> _Passage provided_:
Although April is rather a challenging month for its release, I’m very proud to be publishing this novel.

It is a Tardis of a book, for within its covers are various intriguing stories, a modern novella with an unusual love-hate triangle, a visit to the afterlife, biographical details of Edith Wharton, including the revelation of a secret love affair and indeed walk-on parts for Edith and a number of her circle, a tour through the gardens Edith wrote about and visited in Italy and created in America and France, plus snippets from Wharton’s own novels, poetry and memoir, and a whole lot more besides – all of which is integrated into a wonderfully upbeat and enthralling novel.

Philippa is indeed a literary Dr Who, taking us through time and space. We watch the young Edith in a rowing boat, waiting for a marriage proposal that never comes, we visit the Mount, the mansion she went on to build in Massachusetts, we drive with her, Henry James and a dashing rogue through the snowy countryside, we travel to modern-day Hyères in the south of France, and we are flies on the wall of a seedy hotel room in London.

> _Task details_:
Go on with the publisher's note about the novel featuring Edith Wharton, starting right after its last sentence. The records have no connection to the passage about the Edith Wharton novel.

> _Given entries_:
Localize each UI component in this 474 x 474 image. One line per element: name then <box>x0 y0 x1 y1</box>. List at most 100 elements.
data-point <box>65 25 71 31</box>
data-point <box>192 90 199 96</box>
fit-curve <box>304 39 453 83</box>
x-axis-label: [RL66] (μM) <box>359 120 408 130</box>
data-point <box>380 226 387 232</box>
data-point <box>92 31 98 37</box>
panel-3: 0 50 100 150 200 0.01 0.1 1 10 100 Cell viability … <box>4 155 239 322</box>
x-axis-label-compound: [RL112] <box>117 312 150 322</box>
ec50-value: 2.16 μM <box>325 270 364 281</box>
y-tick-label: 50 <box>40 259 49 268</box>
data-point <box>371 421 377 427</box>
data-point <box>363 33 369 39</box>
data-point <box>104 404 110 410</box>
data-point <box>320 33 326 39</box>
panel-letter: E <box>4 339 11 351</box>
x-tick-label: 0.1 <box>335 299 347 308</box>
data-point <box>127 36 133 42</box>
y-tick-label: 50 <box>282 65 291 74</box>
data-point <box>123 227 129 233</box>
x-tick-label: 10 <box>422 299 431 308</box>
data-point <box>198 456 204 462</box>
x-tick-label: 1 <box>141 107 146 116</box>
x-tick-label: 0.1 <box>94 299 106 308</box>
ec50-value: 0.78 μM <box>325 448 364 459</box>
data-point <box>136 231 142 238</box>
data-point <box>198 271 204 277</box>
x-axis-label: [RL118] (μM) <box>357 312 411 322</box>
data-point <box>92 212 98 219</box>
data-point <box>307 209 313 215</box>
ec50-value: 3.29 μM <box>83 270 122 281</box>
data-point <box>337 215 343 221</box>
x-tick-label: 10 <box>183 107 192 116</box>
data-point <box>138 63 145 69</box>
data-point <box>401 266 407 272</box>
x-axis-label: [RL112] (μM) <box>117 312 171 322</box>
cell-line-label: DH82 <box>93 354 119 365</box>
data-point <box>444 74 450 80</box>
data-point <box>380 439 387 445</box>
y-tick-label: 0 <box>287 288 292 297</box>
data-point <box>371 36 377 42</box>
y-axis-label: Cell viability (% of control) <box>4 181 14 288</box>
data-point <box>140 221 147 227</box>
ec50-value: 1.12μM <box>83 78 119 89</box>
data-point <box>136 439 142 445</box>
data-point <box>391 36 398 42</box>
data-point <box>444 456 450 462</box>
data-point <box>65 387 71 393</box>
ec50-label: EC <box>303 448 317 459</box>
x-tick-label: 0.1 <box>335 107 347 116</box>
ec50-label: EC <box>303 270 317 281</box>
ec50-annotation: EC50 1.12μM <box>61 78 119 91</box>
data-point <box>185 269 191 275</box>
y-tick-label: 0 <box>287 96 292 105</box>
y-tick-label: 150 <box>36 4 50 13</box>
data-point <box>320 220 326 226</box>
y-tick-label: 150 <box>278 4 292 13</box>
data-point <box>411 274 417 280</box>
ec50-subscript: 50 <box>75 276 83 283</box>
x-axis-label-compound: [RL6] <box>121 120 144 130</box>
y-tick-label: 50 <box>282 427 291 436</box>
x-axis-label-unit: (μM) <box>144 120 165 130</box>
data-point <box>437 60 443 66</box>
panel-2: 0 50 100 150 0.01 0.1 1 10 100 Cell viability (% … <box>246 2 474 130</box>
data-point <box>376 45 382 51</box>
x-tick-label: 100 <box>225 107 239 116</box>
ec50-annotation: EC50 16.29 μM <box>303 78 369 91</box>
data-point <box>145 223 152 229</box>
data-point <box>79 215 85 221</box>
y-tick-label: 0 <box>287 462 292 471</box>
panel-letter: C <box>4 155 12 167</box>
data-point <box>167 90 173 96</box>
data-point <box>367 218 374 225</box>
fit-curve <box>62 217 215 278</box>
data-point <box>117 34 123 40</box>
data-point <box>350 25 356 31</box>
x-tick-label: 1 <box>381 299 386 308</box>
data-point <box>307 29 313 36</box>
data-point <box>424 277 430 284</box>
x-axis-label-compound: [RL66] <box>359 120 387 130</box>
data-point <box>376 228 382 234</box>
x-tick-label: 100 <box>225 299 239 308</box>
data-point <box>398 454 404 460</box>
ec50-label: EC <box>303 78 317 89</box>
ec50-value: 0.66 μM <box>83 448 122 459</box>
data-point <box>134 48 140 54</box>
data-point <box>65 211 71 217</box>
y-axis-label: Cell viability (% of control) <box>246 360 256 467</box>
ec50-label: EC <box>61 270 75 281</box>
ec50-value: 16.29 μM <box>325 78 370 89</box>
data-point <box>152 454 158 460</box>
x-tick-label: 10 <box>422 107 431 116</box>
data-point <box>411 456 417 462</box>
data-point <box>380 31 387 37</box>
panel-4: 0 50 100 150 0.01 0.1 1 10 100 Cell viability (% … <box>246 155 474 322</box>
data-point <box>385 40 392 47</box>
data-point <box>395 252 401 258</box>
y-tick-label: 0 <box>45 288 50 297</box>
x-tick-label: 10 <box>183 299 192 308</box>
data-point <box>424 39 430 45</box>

> _Response to this task_:
When I used to picture Edith Wharton, I’d think of an amalgam of Gillian Anderson playing Lily Bart in the film of The House of Mirth, the wonderfully pompous characters that people Wharton’s novels and often deliver the acerbic and hilarious one-liners that would give Jane Austen a run for her money, and the photographs of Wharton that generally capture very grand settings and clothes but so often a rather wistful expression that has always made me wonder what the real woman was like. Thanks to The Night of All Souls, I now reckon I know her rather well. She’s come alive again in this novel and is someone I’m very reluctant to say goodbye to.

In fact, everyone who worked on this novel expressed reluctance at having to pass it on – we all wanted to stay in these multiple worlds, getting to know this fascinating woman. You can sample a chapter here

and look out for the Penguin Facebook page for Philippa’s launch speech and her daughter reading an extract.

You can access a copy through numerous online channels

 

Marsden Books in Karori was going to launch The Night of All Souls, so a big shout-out to them. As soon as bookshops open again, you can of course also purchase physical copies, and I urge you to do so as it is well worth making the acquaintance of Edith Wharton.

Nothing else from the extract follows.